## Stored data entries
start
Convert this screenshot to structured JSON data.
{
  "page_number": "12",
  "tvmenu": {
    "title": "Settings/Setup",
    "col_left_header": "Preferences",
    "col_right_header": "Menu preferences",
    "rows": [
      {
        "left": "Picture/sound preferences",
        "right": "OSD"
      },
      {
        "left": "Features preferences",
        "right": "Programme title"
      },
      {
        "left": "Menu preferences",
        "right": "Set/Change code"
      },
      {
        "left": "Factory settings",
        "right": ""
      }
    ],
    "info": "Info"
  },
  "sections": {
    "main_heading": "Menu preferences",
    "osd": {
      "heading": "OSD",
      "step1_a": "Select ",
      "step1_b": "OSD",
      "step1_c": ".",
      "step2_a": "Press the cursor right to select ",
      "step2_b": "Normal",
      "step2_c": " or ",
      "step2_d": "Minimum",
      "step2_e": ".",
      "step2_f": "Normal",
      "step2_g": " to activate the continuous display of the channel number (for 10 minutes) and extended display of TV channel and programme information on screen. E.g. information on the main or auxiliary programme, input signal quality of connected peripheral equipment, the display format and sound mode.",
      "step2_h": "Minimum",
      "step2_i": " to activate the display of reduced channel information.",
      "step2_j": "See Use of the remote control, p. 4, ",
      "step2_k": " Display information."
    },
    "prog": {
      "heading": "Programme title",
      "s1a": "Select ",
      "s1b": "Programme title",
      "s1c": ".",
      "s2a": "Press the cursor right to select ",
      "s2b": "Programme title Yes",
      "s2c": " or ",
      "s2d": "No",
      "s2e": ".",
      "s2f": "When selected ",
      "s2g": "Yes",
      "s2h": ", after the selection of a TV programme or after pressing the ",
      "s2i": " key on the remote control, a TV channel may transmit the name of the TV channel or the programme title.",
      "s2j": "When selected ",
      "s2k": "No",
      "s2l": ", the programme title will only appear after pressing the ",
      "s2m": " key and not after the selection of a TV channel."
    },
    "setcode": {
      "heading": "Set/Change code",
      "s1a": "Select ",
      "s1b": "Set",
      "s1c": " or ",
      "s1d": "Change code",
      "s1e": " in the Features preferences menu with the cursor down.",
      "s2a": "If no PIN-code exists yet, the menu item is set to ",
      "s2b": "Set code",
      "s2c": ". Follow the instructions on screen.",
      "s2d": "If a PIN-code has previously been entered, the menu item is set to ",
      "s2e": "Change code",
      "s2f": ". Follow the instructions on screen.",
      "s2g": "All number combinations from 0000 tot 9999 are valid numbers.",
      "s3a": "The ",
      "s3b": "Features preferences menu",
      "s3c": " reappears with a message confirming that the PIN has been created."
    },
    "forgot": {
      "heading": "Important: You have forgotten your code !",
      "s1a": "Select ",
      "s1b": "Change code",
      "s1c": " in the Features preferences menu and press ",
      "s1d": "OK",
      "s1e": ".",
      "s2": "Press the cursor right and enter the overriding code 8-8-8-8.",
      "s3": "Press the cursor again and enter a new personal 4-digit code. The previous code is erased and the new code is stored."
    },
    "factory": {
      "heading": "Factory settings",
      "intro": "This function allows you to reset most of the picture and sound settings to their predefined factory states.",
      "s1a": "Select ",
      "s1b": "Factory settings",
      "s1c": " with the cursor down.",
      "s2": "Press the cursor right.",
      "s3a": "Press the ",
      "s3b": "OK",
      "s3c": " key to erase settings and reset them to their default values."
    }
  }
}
end
## Task brief
Extract every record. Keep wording exact.

## Expected answer
Convert this screenshot to structured JSON data.
{
  "page_number": "12",
  "tvmenu": {
    "title": "Settings/Setup",
    "col_left_header": "Preferences",
    "col_right_header": "Menu preferences",
    "rows": [
      {
        "left": "Picture/sound preferences",
        "right": "OSD"
      },
      {
        "left": "Features preferences",
        "right": "Programme title"
      },
      {
        "left": "Menu preferences",
        "right": "Set/Change code"
      },
      {
        "left": "Factory settings",
        "right": ""
      }
    ],
    "info": "Info"
  },
  "sections": {
    "main_heading": "Menu preferences",
    "osd": {
      "heading": "OSD",
      "step1_a": "Select ",
      "step1_b": "OSD",
      "step1_c": ".",
      "step2_a": "Press the cursor right to select ",
      "step2_b": "Normal",
      "step2_c": " or ",
      "step2_d": "Minimum",
      "step2_e": ".",
      "step2_f": "Normal",
      "step2_g": " to activate the continuous display of the channel number (for 10 minutes) and extended display of TV channel and programme information on screen. E.g. information on the main or auxiliary programme, input signal quality of connected peripheral equipment, the display format and sound mode.",
      "step2_h": "Minimum",
      "step2_i": " to activate the display of reduced channel information.",
      "step2_j": "See Use of the remote control, p. 4, ",
      "step2_k": " Display information."
    },
    "prog": {
      "heading": "Programme title",
      "s1a": "Select ",
      "s1b": "Programme title",
      "s1c": ".",
      "s2a": "Press the cursor right to select ",
      "s2b": "Programme title Yes",
      "s2c": " or ",
      "s2d": "No",
      "s2e": ".",
      "s2f": "When selected ",
      "s2g": "Yes",
      "s2h": ", after the selection of a TV programme or after pressing the ",
      "s2i": " key on the remote control, a TV channel may transmit the name of the TV channel or the programme title.",
      "s2j": "When selected ",
      "s2k": "No",
      "s2l": ", the programme title will only appear after pressing the ",
      "s2m": " key and not after the selection of a TV channel."
    },
    "setcode": {
      "heading": "Set/Change code",
      "s1a": "Select ",
      "s1b": "Set",
      "s1c": " or ",
      "s1d": "Change code",
      "s1e": " in the Features preferences menu with the cursor down.",
      "s2a": "If no PIN-code exists yet, the menu item is set to ",
      "s2b": "Set code",
      "s2c": ". Follow the instructions on screen.",
      "s2d": "If a PIN-code has previously been entered, the menu item is set to ",
      "s2e": "Change code",
      "s2f": ". Follow the instructions on screen.",
      "s2g": "All number combinations from 0000 tot 9999 are valid numbers.",
      "s3a": "The ",
      "s3b": "Features preferences menu",
      "s3c": " reappears with a message confirming that the PIN has been created."
    },
    "forgot": {
      "heading": "Important: You have forgotten your code !",
      "s1a": "Select ",
      "s1b": "Change code",
      "s1c": " in the Features preferences menu and press ",
      "s1d": "OK",
      "s1e": ".",
      "s2": "Press the cursor right and enter the overriding code 8-8-8-8.",
      "s3": "Press the cursor again and enter a new personal 4-digit code. The previous code is erased and the new code is stored."
    },
    "factory": {
      "heading": "Factory settings",
      "intro": "This function allows you to reset most of the picture and sound settings to their predefined factory states.",
      "s1a": "Select ",
      "s1b": "Factory settings",
      "s1c": " with the cursor down.",
      "s2": "Press the cursor right.",
      "s3a": "Press the ",
      "s3b": "OK",
      "s3c": " key to erase settings and reset them to their default values."
    }
  }
}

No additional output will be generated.